Extracted data entries:
━━━━━━━━━━━━━━━━━━━━━━━━━━━━━━
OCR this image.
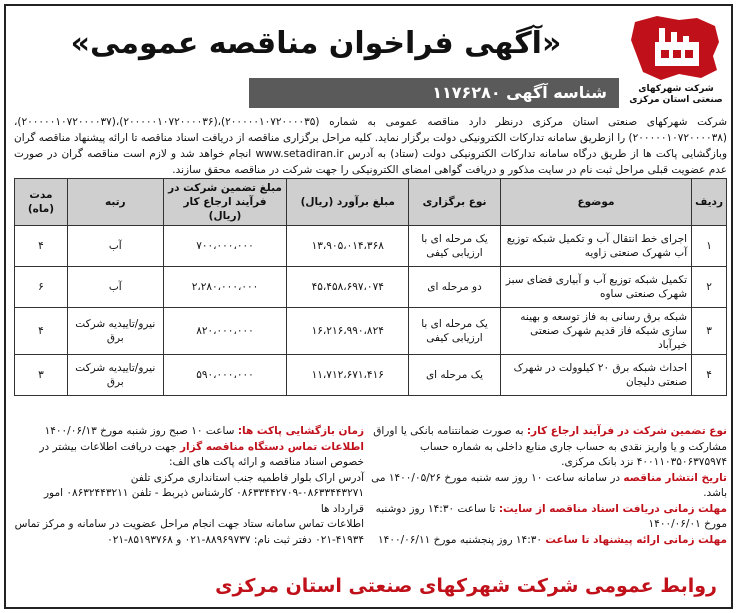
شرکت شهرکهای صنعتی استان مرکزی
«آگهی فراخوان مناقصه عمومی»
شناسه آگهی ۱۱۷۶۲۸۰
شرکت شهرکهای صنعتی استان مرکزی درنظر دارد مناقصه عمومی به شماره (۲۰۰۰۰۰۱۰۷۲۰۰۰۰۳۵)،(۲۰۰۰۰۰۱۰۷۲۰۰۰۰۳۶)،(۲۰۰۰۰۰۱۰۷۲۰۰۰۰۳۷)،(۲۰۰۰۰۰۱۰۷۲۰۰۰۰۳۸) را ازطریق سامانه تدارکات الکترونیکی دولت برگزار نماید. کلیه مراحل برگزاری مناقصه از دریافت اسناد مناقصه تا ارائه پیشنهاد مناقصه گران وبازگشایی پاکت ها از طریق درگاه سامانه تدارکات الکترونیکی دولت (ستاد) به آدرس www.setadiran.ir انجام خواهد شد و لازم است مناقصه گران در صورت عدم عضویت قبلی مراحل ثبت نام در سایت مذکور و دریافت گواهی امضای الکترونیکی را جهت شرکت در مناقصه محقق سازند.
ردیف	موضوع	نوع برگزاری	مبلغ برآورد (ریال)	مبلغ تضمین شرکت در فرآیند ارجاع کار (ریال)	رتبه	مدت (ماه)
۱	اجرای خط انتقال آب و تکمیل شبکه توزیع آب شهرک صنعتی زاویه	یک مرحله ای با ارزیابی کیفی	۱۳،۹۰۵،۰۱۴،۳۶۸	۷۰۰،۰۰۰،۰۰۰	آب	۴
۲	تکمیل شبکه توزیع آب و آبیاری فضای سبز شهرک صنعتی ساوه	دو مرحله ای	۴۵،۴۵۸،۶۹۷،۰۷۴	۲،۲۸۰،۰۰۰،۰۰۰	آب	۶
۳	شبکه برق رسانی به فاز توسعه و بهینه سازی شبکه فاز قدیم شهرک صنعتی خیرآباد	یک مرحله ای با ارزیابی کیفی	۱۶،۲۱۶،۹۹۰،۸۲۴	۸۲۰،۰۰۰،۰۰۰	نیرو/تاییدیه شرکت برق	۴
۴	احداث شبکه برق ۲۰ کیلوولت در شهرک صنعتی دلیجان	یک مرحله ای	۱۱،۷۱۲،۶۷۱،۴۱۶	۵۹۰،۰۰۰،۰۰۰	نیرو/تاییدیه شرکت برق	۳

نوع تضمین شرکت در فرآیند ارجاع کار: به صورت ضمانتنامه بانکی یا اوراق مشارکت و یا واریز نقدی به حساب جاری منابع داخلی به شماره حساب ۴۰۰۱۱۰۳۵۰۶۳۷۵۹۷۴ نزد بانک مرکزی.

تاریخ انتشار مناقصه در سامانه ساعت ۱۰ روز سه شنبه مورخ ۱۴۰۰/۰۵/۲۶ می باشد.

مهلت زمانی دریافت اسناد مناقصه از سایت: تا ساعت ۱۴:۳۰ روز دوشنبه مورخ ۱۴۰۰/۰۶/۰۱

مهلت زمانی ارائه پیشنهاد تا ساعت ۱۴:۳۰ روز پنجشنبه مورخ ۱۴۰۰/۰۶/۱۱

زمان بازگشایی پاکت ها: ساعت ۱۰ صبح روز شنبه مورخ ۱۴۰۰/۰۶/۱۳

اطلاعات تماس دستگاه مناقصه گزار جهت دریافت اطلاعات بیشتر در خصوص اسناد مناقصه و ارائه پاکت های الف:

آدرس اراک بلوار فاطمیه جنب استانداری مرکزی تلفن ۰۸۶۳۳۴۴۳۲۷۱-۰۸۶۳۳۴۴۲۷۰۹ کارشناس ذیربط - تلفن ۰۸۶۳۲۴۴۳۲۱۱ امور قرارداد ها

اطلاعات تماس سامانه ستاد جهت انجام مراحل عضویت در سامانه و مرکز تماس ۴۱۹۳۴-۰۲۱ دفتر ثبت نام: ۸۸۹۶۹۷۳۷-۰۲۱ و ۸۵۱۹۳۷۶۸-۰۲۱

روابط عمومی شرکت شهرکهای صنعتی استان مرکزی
━━━━━━━━━━━━━━━━━━━━━━━━━━━━━━
Sift the material for lines with the string "سایت". Copy each one found.

شرکت شهرکهای صنعتی استان مرکزی درنظر دارد مناقصه عمومی به شماره (۲۰۰۰۰۰۱۰۷۲۰۰۰۰۳۵)،(۲۰۰۰۰۰۱۰۷۲۰۰۰۰۳۶)،(۲۰۰۰۰۰۱۰۷۲۰۰۰۰۳۷)،(۲۰۰۰۰۰۱۰۷۲۰۰۰۰۳۸) را ازطریق سامانه تدارکات الکترونیکی دولت برگزار نماید. کلیه مراحل برگزاری مناقصه از دریافت اسناد مناقصه تا ارائه پیشنهاد مناقصه گران وبازگشایی پاکت ها از طریق درگاه سامانه تدارکات الکترونیکی دولت (ستاد) به آدرس www.setadiran.ir انجام خواهد شد و لازم است مناقصه گران در صورت عدم عضویت قبلی مراحل ثبت نام در سایت مذکور و دریافت گواهی امضای الکترونیکی را جهت شرکت در مناقصه محقق سازند.
مهلت زمانی دریافت اسناد مناقصه از سایت: تا ساعت ۱۴:۳۰ روز دوشنبه مورخ ۱۴۰۰/۰۶/۰۱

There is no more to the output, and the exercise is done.